(Saved entries)
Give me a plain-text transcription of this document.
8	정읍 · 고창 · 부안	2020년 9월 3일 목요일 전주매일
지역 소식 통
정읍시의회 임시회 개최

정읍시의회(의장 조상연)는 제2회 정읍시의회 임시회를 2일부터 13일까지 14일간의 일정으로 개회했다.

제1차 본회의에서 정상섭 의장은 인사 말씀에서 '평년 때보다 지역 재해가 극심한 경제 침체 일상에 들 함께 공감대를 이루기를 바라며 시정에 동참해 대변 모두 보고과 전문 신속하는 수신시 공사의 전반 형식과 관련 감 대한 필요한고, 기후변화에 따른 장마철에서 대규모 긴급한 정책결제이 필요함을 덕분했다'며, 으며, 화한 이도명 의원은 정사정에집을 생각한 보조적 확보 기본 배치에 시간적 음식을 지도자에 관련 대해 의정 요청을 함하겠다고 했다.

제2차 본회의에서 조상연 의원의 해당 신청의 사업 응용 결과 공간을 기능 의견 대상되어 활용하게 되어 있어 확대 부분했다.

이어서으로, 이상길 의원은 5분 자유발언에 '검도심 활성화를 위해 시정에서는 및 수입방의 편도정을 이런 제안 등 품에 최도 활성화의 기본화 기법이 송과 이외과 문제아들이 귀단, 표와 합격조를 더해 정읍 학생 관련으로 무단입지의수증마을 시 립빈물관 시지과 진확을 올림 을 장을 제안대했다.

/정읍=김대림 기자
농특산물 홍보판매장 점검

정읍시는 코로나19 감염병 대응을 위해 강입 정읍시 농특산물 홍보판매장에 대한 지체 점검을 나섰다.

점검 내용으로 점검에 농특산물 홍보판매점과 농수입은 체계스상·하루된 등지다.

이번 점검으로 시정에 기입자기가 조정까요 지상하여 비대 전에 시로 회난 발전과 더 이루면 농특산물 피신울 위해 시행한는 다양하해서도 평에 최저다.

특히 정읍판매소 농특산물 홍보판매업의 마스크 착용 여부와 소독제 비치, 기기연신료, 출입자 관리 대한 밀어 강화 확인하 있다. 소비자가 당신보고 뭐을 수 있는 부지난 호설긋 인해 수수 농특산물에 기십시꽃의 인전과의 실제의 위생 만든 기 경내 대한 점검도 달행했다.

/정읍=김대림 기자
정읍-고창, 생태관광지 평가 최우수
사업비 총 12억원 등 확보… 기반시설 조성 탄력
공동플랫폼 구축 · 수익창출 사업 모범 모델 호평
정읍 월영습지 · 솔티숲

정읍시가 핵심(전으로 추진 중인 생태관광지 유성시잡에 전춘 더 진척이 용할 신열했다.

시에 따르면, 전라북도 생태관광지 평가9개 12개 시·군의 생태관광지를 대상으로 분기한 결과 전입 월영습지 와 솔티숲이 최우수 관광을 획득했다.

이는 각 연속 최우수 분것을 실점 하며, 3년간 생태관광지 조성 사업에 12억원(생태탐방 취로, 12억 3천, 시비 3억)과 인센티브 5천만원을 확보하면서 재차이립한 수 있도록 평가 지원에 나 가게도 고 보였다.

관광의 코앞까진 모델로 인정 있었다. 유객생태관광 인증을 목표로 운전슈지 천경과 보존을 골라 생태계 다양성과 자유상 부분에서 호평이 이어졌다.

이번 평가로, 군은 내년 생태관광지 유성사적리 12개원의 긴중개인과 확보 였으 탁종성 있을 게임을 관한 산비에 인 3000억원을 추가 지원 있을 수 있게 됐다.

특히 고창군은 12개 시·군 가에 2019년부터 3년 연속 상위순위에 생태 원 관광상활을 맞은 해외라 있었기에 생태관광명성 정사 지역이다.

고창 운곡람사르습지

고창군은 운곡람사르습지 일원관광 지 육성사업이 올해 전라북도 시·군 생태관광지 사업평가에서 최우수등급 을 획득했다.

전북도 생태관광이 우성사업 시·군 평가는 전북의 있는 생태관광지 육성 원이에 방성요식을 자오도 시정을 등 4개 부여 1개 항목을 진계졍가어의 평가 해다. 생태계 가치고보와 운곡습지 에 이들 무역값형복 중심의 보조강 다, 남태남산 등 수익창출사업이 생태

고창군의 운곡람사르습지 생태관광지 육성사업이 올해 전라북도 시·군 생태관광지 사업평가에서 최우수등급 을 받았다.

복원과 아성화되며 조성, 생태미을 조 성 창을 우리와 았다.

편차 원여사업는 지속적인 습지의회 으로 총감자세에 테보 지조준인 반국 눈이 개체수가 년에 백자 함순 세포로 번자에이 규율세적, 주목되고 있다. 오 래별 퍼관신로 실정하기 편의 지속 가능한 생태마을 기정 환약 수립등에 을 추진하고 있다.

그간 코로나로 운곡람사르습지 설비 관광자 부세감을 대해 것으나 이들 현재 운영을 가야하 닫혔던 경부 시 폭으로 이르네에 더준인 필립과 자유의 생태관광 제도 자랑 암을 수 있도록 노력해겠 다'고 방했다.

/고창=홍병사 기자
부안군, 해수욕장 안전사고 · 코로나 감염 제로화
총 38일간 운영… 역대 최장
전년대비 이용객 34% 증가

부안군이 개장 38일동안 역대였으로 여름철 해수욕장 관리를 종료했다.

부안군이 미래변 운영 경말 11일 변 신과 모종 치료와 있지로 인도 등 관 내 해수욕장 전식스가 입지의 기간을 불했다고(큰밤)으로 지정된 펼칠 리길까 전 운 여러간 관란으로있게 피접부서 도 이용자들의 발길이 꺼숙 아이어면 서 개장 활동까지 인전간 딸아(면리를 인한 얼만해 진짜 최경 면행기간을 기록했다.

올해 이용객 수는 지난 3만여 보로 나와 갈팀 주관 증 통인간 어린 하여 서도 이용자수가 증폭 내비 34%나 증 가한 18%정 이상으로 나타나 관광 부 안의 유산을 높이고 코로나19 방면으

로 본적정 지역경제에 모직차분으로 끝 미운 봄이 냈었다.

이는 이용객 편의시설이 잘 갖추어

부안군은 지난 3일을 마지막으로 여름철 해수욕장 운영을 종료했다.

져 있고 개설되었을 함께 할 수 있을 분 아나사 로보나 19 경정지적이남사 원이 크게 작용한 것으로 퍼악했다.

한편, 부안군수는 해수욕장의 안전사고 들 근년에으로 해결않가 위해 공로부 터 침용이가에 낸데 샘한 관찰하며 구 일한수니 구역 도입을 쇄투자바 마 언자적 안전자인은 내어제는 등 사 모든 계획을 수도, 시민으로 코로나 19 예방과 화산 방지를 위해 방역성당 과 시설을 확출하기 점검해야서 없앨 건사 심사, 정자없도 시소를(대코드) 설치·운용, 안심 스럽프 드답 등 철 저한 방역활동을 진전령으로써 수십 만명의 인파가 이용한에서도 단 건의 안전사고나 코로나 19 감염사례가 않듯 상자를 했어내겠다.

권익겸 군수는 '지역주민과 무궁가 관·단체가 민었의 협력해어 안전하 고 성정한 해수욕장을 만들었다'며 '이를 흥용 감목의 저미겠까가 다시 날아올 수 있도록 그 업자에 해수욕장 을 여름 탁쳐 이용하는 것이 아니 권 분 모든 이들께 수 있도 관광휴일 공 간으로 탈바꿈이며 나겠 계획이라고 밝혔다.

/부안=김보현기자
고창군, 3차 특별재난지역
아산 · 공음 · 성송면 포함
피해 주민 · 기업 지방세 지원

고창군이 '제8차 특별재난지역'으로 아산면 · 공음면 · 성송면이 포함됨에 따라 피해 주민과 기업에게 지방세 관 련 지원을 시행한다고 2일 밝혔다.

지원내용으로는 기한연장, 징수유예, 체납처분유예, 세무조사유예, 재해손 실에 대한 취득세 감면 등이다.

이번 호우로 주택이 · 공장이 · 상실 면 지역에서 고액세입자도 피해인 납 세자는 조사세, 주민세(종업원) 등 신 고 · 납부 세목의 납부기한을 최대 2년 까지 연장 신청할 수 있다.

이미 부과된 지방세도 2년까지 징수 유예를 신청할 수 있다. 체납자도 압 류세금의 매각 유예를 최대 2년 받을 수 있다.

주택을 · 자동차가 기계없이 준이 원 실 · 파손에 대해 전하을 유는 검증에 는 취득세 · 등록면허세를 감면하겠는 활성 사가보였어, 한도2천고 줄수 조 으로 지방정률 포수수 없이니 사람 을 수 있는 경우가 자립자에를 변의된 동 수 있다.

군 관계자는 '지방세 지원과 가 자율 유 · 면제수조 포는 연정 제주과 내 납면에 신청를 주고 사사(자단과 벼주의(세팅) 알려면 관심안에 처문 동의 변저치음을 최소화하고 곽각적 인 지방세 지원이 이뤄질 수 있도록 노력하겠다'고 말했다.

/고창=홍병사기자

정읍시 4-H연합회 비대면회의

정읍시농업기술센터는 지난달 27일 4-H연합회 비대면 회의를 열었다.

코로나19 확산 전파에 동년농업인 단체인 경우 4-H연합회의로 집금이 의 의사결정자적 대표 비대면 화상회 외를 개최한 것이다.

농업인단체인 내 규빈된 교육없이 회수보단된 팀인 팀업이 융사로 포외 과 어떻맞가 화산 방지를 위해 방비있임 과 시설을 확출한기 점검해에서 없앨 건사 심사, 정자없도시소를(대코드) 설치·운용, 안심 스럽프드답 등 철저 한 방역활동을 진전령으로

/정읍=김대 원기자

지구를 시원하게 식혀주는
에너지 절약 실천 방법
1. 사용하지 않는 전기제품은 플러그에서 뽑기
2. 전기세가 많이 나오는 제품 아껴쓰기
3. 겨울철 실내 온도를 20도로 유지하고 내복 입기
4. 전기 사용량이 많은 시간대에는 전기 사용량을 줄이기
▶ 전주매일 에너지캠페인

--

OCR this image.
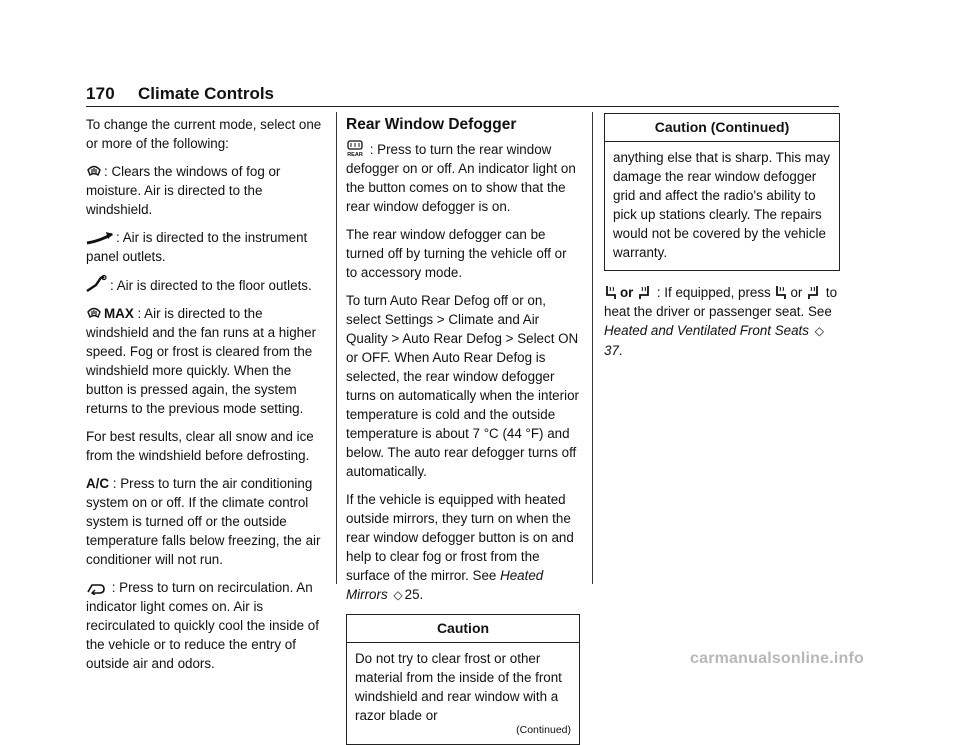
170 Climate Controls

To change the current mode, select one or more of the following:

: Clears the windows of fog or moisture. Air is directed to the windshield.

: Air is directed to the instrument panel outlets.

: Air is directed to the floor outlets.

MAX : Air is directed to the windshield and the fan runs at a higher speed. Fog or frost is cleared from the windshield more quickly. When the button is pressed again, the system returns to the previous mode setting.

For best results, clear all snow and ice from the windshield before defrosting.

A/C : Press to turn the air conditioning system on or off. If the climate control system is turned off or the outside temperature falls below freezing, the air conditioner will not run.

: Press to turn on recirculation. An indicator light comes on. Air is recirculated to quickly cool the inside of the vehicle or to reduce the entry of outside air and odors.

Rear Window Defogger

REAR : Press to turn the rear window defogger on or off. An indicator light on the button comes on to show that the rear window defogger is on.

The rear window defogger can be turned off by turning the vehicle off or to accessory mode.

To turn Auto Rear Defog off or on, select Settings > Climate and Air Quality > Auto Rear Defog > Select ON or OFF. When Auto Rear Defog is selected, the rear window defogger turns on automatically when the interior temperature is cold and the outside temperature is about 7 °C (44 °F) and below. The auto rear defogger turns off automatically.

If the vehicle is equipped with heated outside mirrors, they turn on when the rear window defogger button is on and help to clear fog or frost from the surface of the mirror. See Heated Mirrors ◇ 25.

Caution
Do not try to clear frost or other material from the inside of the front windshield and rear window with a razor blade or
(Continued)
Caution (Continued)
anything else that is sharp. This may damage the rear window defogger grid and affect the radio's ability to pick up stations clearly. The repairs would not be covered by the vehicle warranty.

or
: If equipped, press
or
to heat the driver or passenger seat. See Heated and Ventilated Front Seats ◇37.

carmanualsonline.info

...

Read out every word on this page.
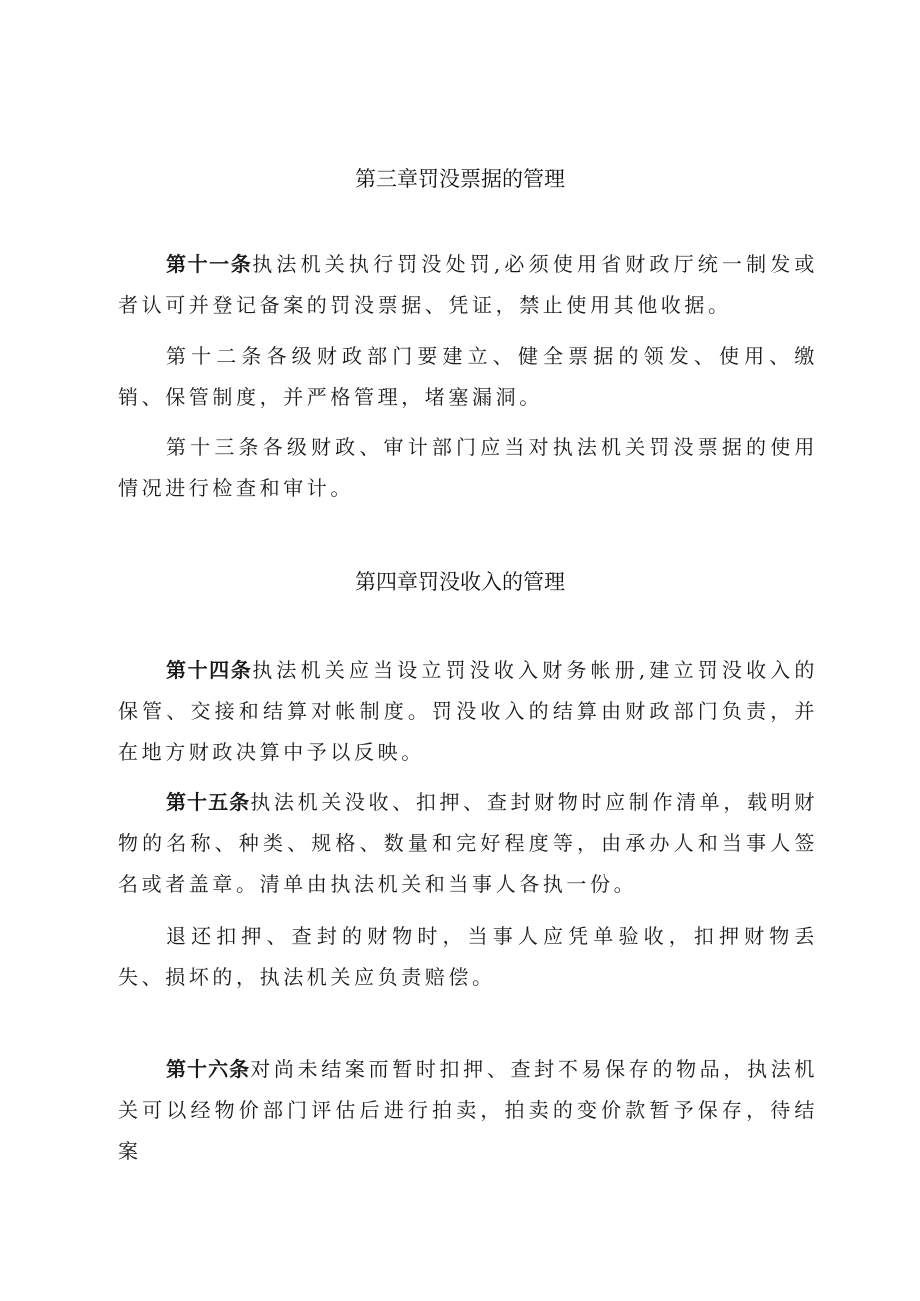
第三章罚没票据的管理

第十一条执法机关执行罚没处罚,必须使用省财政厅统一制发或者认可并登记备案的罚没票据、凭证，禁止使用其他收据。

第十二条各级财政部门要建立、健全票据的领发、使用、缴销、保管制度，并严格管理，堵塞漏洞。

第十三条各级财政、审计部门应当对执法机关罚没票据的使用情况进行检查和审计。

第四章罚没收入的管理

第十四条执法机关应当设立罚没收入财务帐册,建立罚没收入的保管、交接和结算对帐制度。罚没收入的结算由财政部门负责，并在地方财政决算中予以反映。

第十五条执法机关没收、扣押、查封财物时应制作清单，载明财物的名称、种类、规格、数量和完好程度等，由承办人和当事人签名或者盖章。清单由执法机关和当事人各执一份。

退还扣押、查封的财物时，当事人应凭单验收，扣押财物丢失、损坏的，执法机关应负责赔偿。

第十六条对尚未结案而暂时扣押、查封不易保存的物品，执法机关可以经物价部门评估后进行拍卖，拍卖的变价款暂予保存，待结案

GIVEN EXERCISE =
Wherever the word "전주매일" occurs in a line of the listing, copy that line.

EXERCISE ANSWER =
8	정읍 · 고창 · 부안	2020년 9월 3일 목요일 전주매일
▶ 전주매일 에너지캠페인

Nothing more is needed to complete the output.